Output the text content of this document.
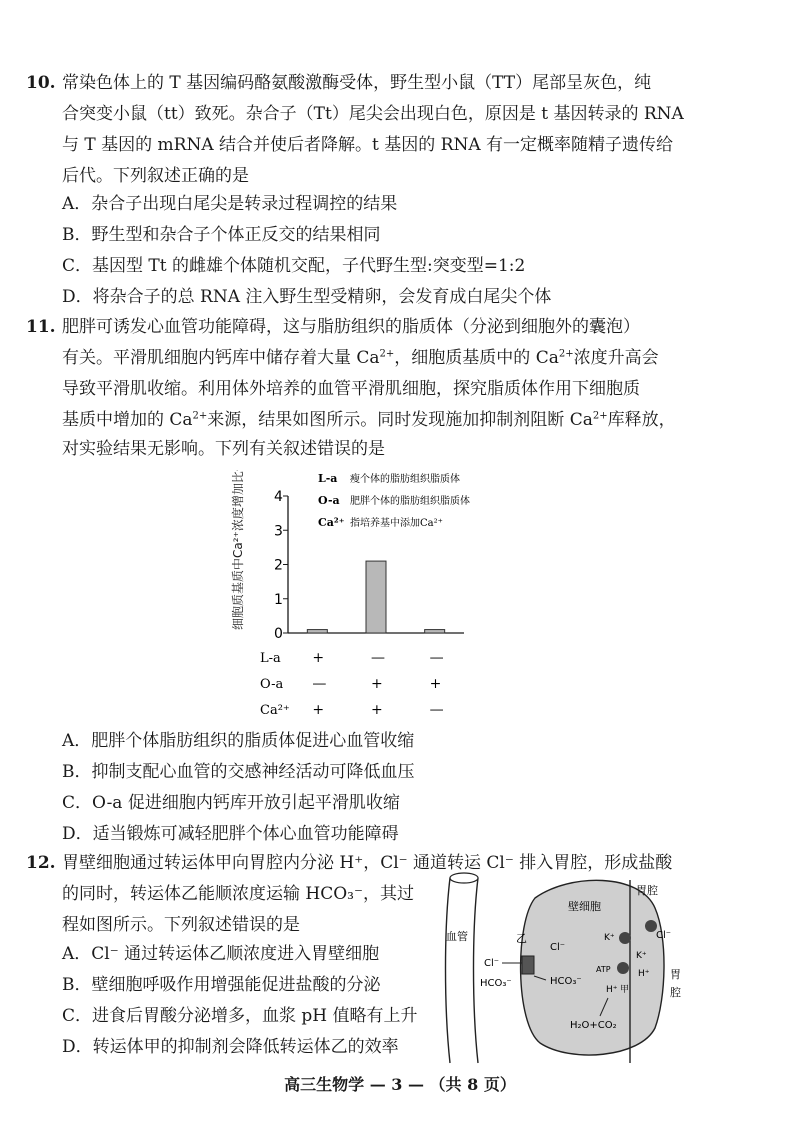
10. 常染色体上的 T 基因编码酪氨酸激酶受体，野生型小鼠（TT）尾部呈灰色，纯
合突变小鼠（tt）致死。杂合子（Tt）尾尖会出现白色，原因是 t 基因转录的 RNA
与 T 基因的 mRNA 结合并使后者降解。t 基因的 RNA 有一定概率随精子遗传给
后代。下列叙述正确的是
A．杂合子出现白尾尖是转录过程调控的结果
B．野生型和杂合子个体正反交的结果相同
C．基因型 Tt 的雌雄个体随机交配，子代野生型:突变型=1:2
D．将杂合子的总 RNA 注入野生型受精卵，会发育成白尾尖个体
11. 肥胖可诱发心血管功能障碍，这与脂肪组织的脂质体（分泌到细胞外的囊泡）
有关。平滑肌细胞内钙库中储存着大量 $Ca^{2+}$，细胞质基质中的 $Ca^{2+}$浓度升高会
导致平滑肌收缩。利用体外培养的血管平滑肌细胞，探究脂质体作用下细胞质
基质中增加的 $Ca^{2+}$来源，结果如图所示。同时发现施加抑制剂阻断 $Ca^{2+}$库释放，
对实验结果无影响。下列有关叙述错误的是
细胞质基质中Ca²⁺浓度增加比例
0
1
2
3
4
L-a 瘦个体的脂肪组织脂质体
O-a 肥胖个体的脂肪组织脂质体
Ca²⁺ 指培养基中添加Ca²⁺
L-a +	—	—
O-a —	+	+
Ca²⁺ +	+	—
A．肥胖个体脂肪组织的脂质体促进心血管收缩
B．抑制支配心血管的交感神经活动可降低血压
C．O-a 促进细胞内钙库开放引起平滑肌收缩
D．适当锻炼可减轻肥胖个体心血管功能障碍
12. 胃壁细胞通过转运体甲向胃腔内分泌 H⁺，Cl⁻ 通道转运 Cl⁻ 排入胃腔，形成盐酸
的同时，转运体乙能顺浓度运输 HCO₃⁻，其过
程如图所示。下列叙述错误的是
A．Cl⁻ 通过转运体乙顺浓度进入胃壁细胞
B．壁细胞呼吸作用增强能促进盐酸的分泌
C．进食后胃酸分泌增多，血浆 pH 值略有上升
D．转运体甲的抑制剂会降低转运体乙的效率
血管
壁细胞
胃腔
胃腔
乙
Cl⁻
HCO₃⁻
Cl⁻
HCO₃⁻
K⁺
K⁺
Cl⁻
ATP	H⁺
H⁺ 甲
H₂O+CO₂
高三生物学 — 3 — （共 8 页）
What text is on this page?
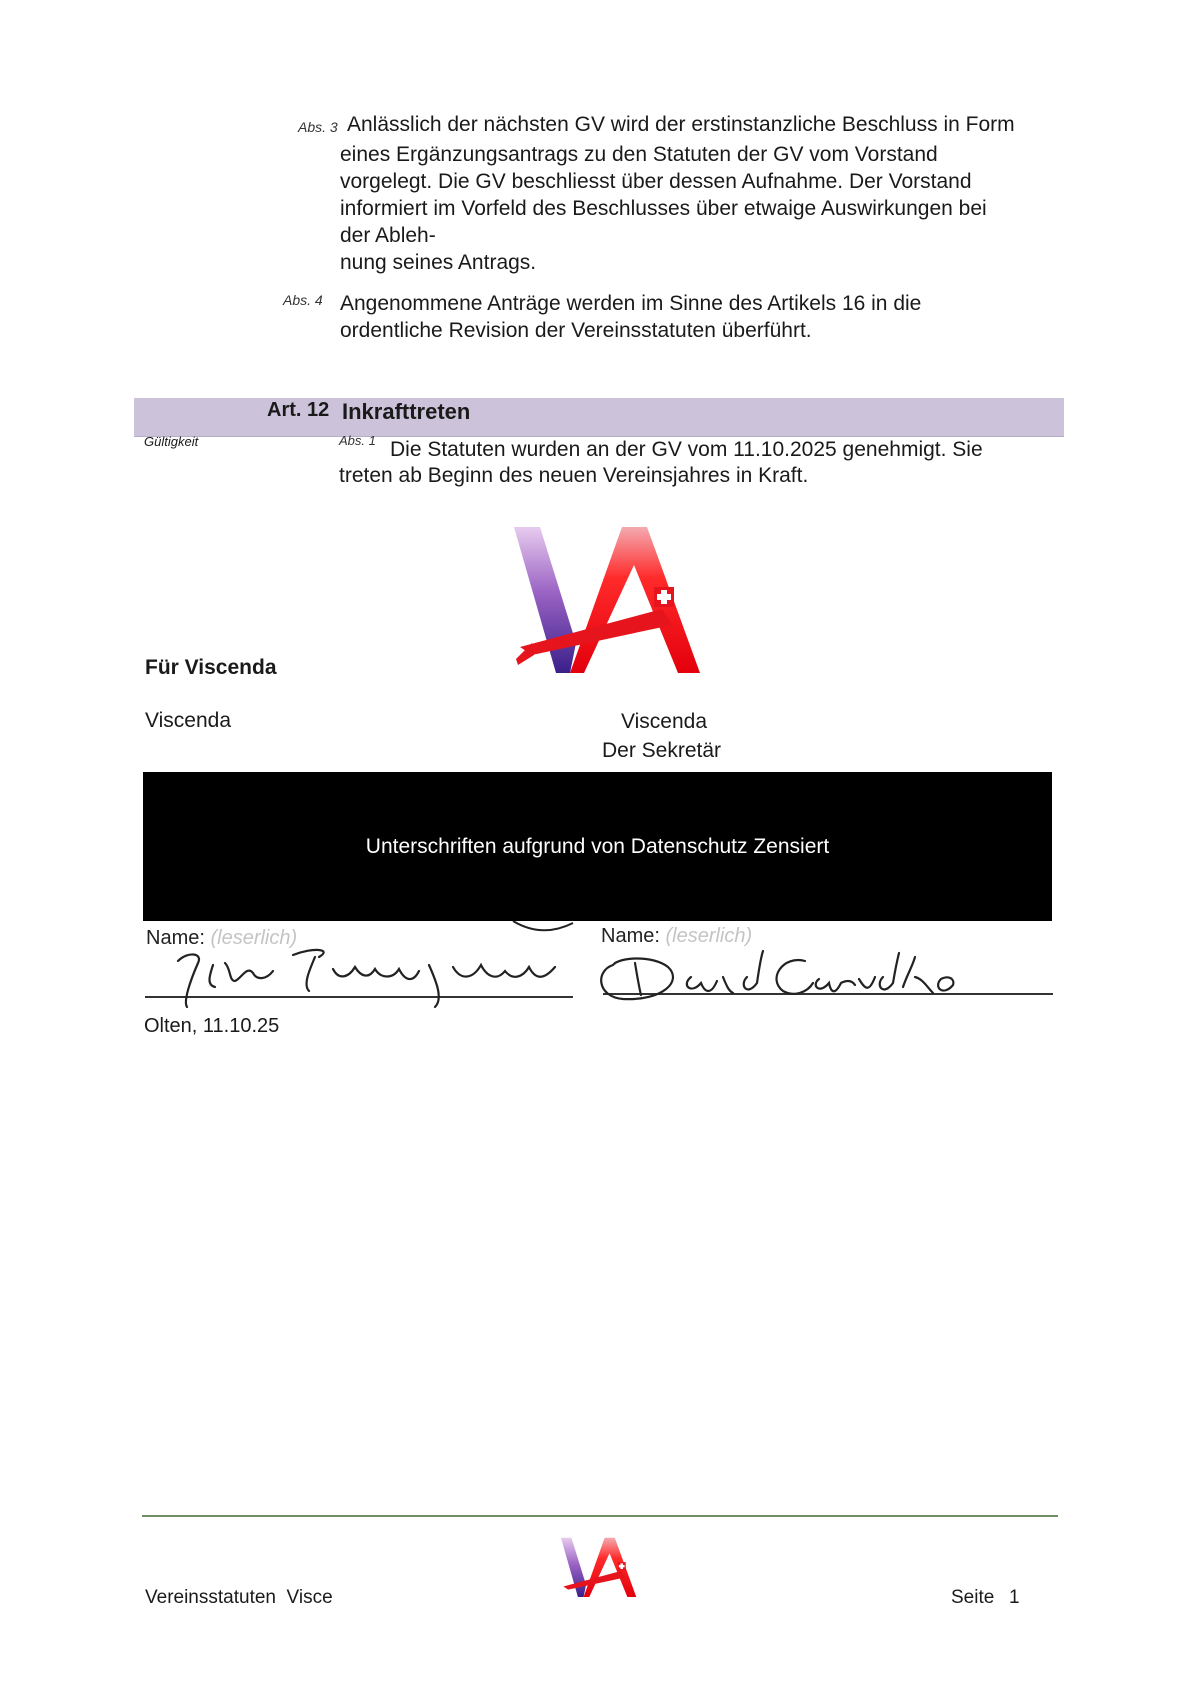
Abs. 3 Anlässlich der nächsten GV wird der erstinstanzliche Beschluss in Form
eines Ergänzungsantrags zu den Statuten der GV vom Vorstand
vorgelegt. Die GV beschliesst über dessen Aufnahme. Der Vorstand
informiert im Vorfeld des Beschlusses über etwaige Auswirkungen bei
der Ableh-
nung seines Antrags.
Abs. 4 Angenommene Anträge werden im Sinne des Artikels 16 in die
ordentliche Revision der Vereinsstatuten überführt.
Art. 12 Inkrafttreten
Gültigkeit	Abs. 1 Die Statuten wurden an der GV vom 11.10.2025 genehmigt. Sie
treten ab Beginn des neuen Vereinsjahres in Kraft.
Für Viscenda
Viscenda	Viscenda
Der Sekretär
Unterschriften aufgrund von Datenschutz Zensiert
Name: (leserlich)	Name: (leserlich)
Olten, 11.10.25
Vereinsstatuten  Visce	Seite 1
########
# EXERCISE GOAL:
Copy each line of the preceding data that contains the string "Vorstand".

# EXERCISE OUTPUT:
eines Ergänzungsantrags zu den Statuten der GV vom Vorstand
vorgelegt. Die GV beschliesst über dessen Aufnahme. Der Vorstand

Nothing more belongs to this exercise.